**CHALLENGE**
Keep every line where the word "screenshot" appears; drop the rest.

-------

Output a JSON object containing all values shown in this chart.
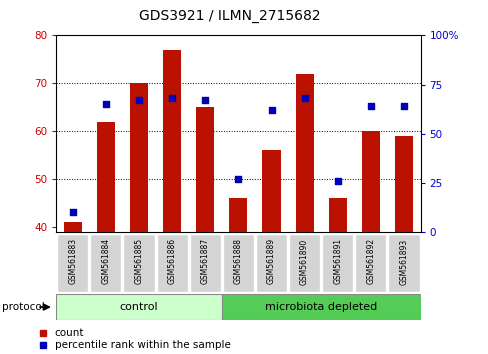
{
  "title": "GDS3921 / ILMN_2715682",
  "samples": [
    "GSM561883",
    "GSM561884",
    "GSM561885",
    "GSM561886",
    "GSM561887",
    "GSM561888",
    "GSM561889",
    "GSM561890",
    "GSM561891",
    "GSM561892",
    "GSM561893"
  ],
  "counts": [
    41,
    62,
    70,
    77,
    65,
    46,
    56,
    72,
    46,
    60,
    59
  ],
  "percentile_ranks": [
    10,
    65,
    67,
    68,
    67,
    27,
    62,
    68,
    26,
    64,
    64
  ],
  "bar_color": "#bb1100",
  "dot_color": "#0000bb",
  "ylim_left": [
    39,
    80
  ],
  "ylim_right": [
    0,
    100
  ],
  "yticks_left": [
    40,
    50,
    60,
    70,
    80
  ],
  "yticks_right": [
    0,
    25,
    50,
    75,
    100
  ],
  "ytick_right_labels": [
    "0",
    "25",
    "50",
    "75",
    "100%"
  ],
  "grid_lines": [
    50,
    60,
    70
  ],
  "groups": [
    {
      "label": "control",
      "start": 0,
      "end": 4,
      "color": "#ccffcc"
    },
    {
      "label": "microbiota depleted",
      "start": 5,
      "end": 10,
      "color": "#55cc55"
    }
  ],
  "protocol_label": "protocol",
  "legend_count": "count",
  "legend_percentile": "percentile rank within the sample",
  "bar_bottom": 39,
  "bar_width": 0.55,
  "plot_facecolor": "#ffffff",
  "tick_label_color_left": "#cc0000",
  "tick_label_color_right": "#0000cc"
}
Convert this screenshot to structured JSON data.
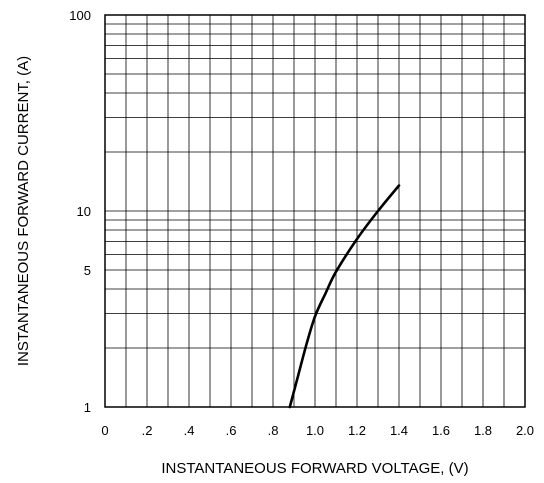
{
  "chart_data": {
    "type": "line",
    "title": "",
    "xlabel": "INSTANTANEOUS FORWARD VOLTAGE, (V)",
    "ylabel": "INSTANTANEOUS FORWARD CURRENT, (A)",
    "x_scale": "linear",
    "y_scale": "log",
    "xlim": [
      0,
      2.0
    ],
    "ylim": [
      1,
      100
    ],
    "grid": true,
    "legend": "none",
    "line_color": "#000000",
    "grid_color": "#000000",
    "x_ticks": [
      {
        "value": 0,
        "label": "0"
      },
      {
        "value": 0.2,
        "label": ".2"
      },
      {
        "value": 0.4,
        "label": ".4"
      },
      {
        "value": 0.6,
        "label": ".6"
      },
      {
        "value": 0.8,
        "label": ".8"
      },
      {
        "value": 1.0,
        "label": "1.0"
      },
      {
        "value": 1.2,
        "label": "1.2"
      },
      {
        "value": 1.4,
        "label": "1.4"
      },
      {
        "value": 1.6,
        "label": "1.6"
      },
      {
        "value": 1.8,
        "label": "1.8"
      },
      {
        "value": 2.0,
        "label": "2.0"
      }
    ],
    "y_ticks": [
      {
        "value": 1,
        "label": "1"
      },
      {
        "value": 5,
        "label": "5"
      },
      {
        "value": 10,
        "label": "10"
      },
      {
        "value": 100,
        "label": "100"
      }
    ],
    "x_grid_values": [
      0.1,
      0.2,
      0.3,
      0.4,
      0.5,
      0.6,
      0.7,
      0.8,
      0.9,
      1.0,
      1.1,
      1.2,
      1.3,
      1.4,
      1.5,
      1.6,
      1.7,
      1.8,
      1.9
    ],
    "y_grid_values": [
      2,
      3,
      4,
      5,
      6,
      7,
      8,
      9,
      10,
      20,
      30,
      40,
      50,
      60,
      70,
      80,
      90
    ],
    "series": [
      {
        "points": [
          {
            "x": 0.88,
            "y": 1.0
          },
          {
            "x": 0.92,
            "y": 1.45
          },
          {
            "x": 0.96,
            "y": 2.1
          },
          {
            "x": 1.0,
            "y": 2.9
          },
          {
            "x": 1.05,
            "y": 3.8
          },
          {
            "x": 1.1,
            "y": 4.9
          },
          {
            "x": 1.2,
            "y": 7.2
          },
          {
            "x": 1.3,
            "y": 10.0
          },
          {
            "x": 1.4,
            "y": 13.5
          }
        ]
      }
    ]
  }
}
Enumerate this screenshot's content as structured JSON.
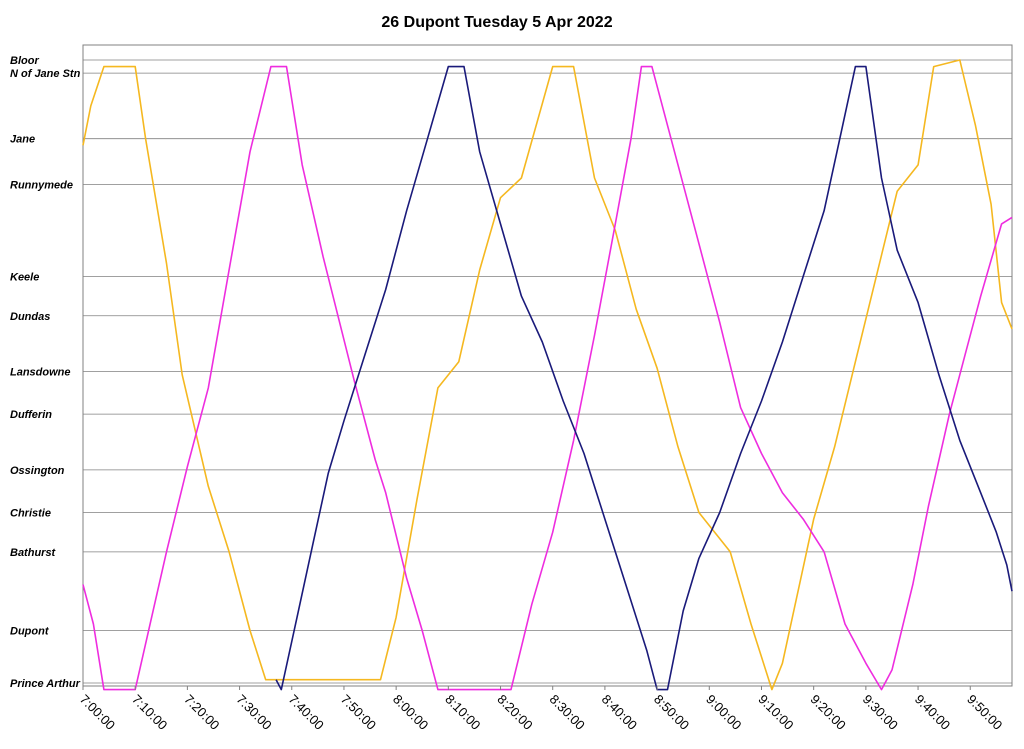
{
  "chart_data": {
    "type": "line",
    "title": "26 Dupont Tuesday 5 Apr 2022",
    "x_range": [
      "7:00:00",
      "9:58:00"
    ],
    "x_ticks": [
      "7:00:00",
      "7:10:00",
      "7:20:00",
      "7:30:00",
      "7:40:00",
      "7:50:00",
      "8:00:00",
      "8:10:00",
      "8:20:00",
      "8:30:00",
      "8:40:00",
      "8:50:00",
      "9:00:00",
      "9:10:00",
      "9:20:00",
      "9:30:00",
      "9:40:00",
      "9:50:00"
    ],
    "stops": [
      {
        "name": "Bloor",
        "pos": 0.0
      },
      {
        "name": "N of Jane Stn",
        "pos": 0.2
      },
      {
        "name": "Jane",
        "pos": 1.2
      },
      {
        "name": "Runnymede",
        "pos": 1.9
      },
      {
        "name": "Keele",
        "pos": 3.3
      },
      {
        "name": "Dundas",
        "pos": 3.9
      },
      {
        "name": "Lansdowne",
        "pos": 4.75
      },
      {
        "name": "Dufferin",
        "pos": 5.4
      },
      {
        "name": "Ossington",
        "pos": 6.25
      },
      {
        "name": "Christie",
        "pos": 6.9
      },
      {
        "name": "Bathurst",
        "pos": 7.5
      },
      {
        "name": "Dupont",
        "pos": 8.7
      },
      {
        "name": "Prince Arthur",
        "pos": 9.5
      }
    ],
    "y_range": [
      0,
      9.5
    ],
    "grid": "horizontal at each stop",
    "legend": "none",
    "series": [
      {
        "color": "#f5b820",
        "points": [
          [
            "7:00:00",
            1.3
          ],
          [
            "7:01:30",
            0.7
          ],
          [
            "7:04:00",
            0.1
          ],
          [
            "7:10:00",
            0.1
          ],
          [
            "7:12:00",
            1.2
          ],
          [
            "7:16:00",
            3.1
          ],
          [
            "7:19:00",
            4.8
          ],
          [
            "7:24:00",
            6.5
          ],
          [
            "7:28:00",
            7.5
          ],
          [
            "7:32:00",
            8.7
          ],
          [
            "7:35:00",
            9.45
          ],
          [
            "7:57:00",
            9.45
          ],
          [
            "8:00:00",
            8.5
          ],
          [
            "8:04:00",
            6.7
          ],
          [
            "8:08:00",
            5.0
          ],
          [
            "8:12:00",
            4.6
          ],
          [
            "8:16:00",
            3.2
          ],
          [
            "8:20:00",
            2.1
          ],
          [
            "8:24:00",
            1.8
          ],
          [
            "8:30:00",
            0.1
          ],
          [
            "8:34:00",
            0.1
          ],
          [
            "8:38:00",
            1.8
          ],
          [
            "8:42:00",
            2.6
          ],
          [
            "8:46:00",
            3.8
          ],
          [
            "8:50:00",
            4.7
          ],
          [
            "8:54:00",
            5.9
          ],
          [
            "8:58:00",
            6.9
          ],
          [
            "9:04:00",
            7.5
          ],
          [
            "9:08:00",
            8.6
          ],
          [
            "9:12:00",
            9.6
          ],
          [
            "9:14:00",
            9.2
          ],
          [
            "9:20:00",
            7.0
          ],
          [
            "9:24:00",
            5.9
          ],
          [
            "9:28:00",
            4.6
          ],
          [
            "9:32:00",
            3.3
          ],
          [
            "9:36:00",
            2.0
          ],
          [
            "9:40:00",
            1.6
          ],
          [
            "9:43:00",
            0.1
          ],
          [
            "9:48:00",
            0.0
          ],
          [
            "9:51:00",
            1.0
          ],
          [
            "9:54:00",
            2.2
          ],
          [
            "9:56:00",
            3.7
          ],
          [
            "9:58:00",
            4.1
          ]
        ]
      },
      {
        "color": "#ee2ddf",
        "points": [
          [
            "7:00:00",
            8.0
          ],
          [
            "7:02:00",
            8.6
          ],
          [
            "7:04:00",
            9.6
          ],
          [
            "7:10:00",
            9.6
          ],
          [
            "7:16:00",
            7.5
          ],
          [
            "7:20:00",
            6.2
          ],
          [
            "7:24:00",
            5.0
          ],
          [
            "7:28:00",
            3.2
          ],
          [
            "7:32:00",
            1.4
          ],
          [
            "7:36:00",
            0.1
          ],
          [
            "7:39:00",
            0.1
          ],
          [
            "7:42:00",
            1.6
          ],
          [
            "7:46:00",
            3.0
          ],
          [
            "7:52:00",
            4.9
          ],
          [
            "7:56:00",
            6.1
          ],
          [
            "7:58:00",
            6.6
          ],
          [
            "8:02:00",
            7.9
          ],
          [
            "8:05:00",
            8.7
          ],
          [
            "8:08:00",
            9.6
          ],
          [
            "8:22:00",
            9.6
          ],
          [
            "8:26:00",
            8.3
          ],
          [
            "8:30:00",
            7.2
          ],
          [
            "8:34:00",
            5.8
          ],
          [
            "8:38:00",
            4.2
          ],
          [
            "8:42:00",
            2.5
          ],
          [
            "8:45:00",
            1.2
          ],
          [
            "8:47:00",
            0.1
          ],
          [
            "8:49:00",
            0.1
          ],
          [
            "8:54:00",
            1.6
          ],
          [
            "8:58:00",
            2.8
          ],
          [
            "9:02:00",
            4.0
          ],
          [
            "9:06:00",
            5.3
          ],
          [
            "9:10:00",
            6.0
          ],
          [
            "9:14:00",
            6.6
          ],
          [
            "9:18:00",
            7.0
          ],
          [
            "9:22:00",
            7.5
          ],
          [
            "9:26:00",
            8.6
          ],
          [
            "9:30:00",
            9.2
          ],
          [
            "9:33:00",
            9.6
          ],
          [
            "9:35:00",
            9.3
          ],
          [
            "9:39:00",
            8.0
          ],
          [
            "9:42:00",
            6.8
          ],
          [
            "9:46:00",
            5.4
          ],
          [
            "9:49:00",
            4.5
          ],
          [
            "9:52:00",
            3.6
          ],
          [
            "9:56:00",
            2.5
          ],
          [
            "9:58:00",
            2.4
          ]
        ]
      },
      {
        "color": "#1a1a7a",
        "points": [
          [
            "7:37:00",
            9.45
          ],
          [
            "7:38:00",
            9.6
          ],
          [
            "7:41:00",
            8.5
          ],
          [
            "7:44:00",
            7.4
          ],
          [
            "7:47:00",
            6.3
          ],
          [
            "7:50:00",
            5.5
          ],
          [
            "7:54:00",
            4.5
          ],
          [
            "7:58:00",
            3.5
          ],
          [
            "8:02:00",
            2.3
          ],
          [
            "8:06:00",
            1.2
          ],
          [
            "8:10:00",
            0.1
          ],
          [
            "8:13:00",
            0.1
          ],
          [
            "8:16:00",
            1.4
          ],
          [
            "8:20:00",
            2.5
          ],
          [
            "8:24:00",
            3.6
          ],
          [
            "8:28:00",
            4.3
          ],
          [
            "8:32:00",
            5.2
          ],
          [
            "8:36:00",
            6.0
          ],
          [
            "8:40:00",
            7.0
          ],
          [
            "8:44:00",
            8.0
          ],
          [
            "8:48:00",
            9.0
          ],
          [
            "8:50:00",
            9.6
          ],
          [
            "8:52:00",
            9.6
          ],
          [
            "8:55:00",
            8.4
          ],
          [
            "8:58:00",
            7.6
          ],
          [
            "9:02:00",
            6.9
          ],
          [
            "9:06:00",
            6.0
          ],
          [
            "9:10:00",
            5.2
          ],
          [
            "9:14:00",
            4.3
          ],
          [
            "9:18:00",
            3.3
          ],
          [
            "9:22:00",
            2.3
          ],
          [
            "9:25:00",
            1.2
          ],
          [
            "9:28:00",
            0.1
          ],
          [
            "9:30:00",
            0.1
          ],
          [
            "9:33:00",
            1.8
          ],
          [
            "9:36:00",
            2.9
          ],
          [
            "9:40:00",
            3.7
          ],
          [
            "9:44:00",
            4.8
          ],
          [
            "9:48:00",
            5.8
          ],
          [
            "9:52:00",
            6.6
          ],
          [
            "9:55:00",
            7.2
          ],
          [
            "9:57:00",
            7.7
          ],
          [
            "9:58:00",
            8.1
          ]
        ]
      }
    ]
  }
}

-------

**RESULT FOR THIS TASK**
Convert this screenshot to structured JSON data.
Enumerate this screenshot's content as structured JSON.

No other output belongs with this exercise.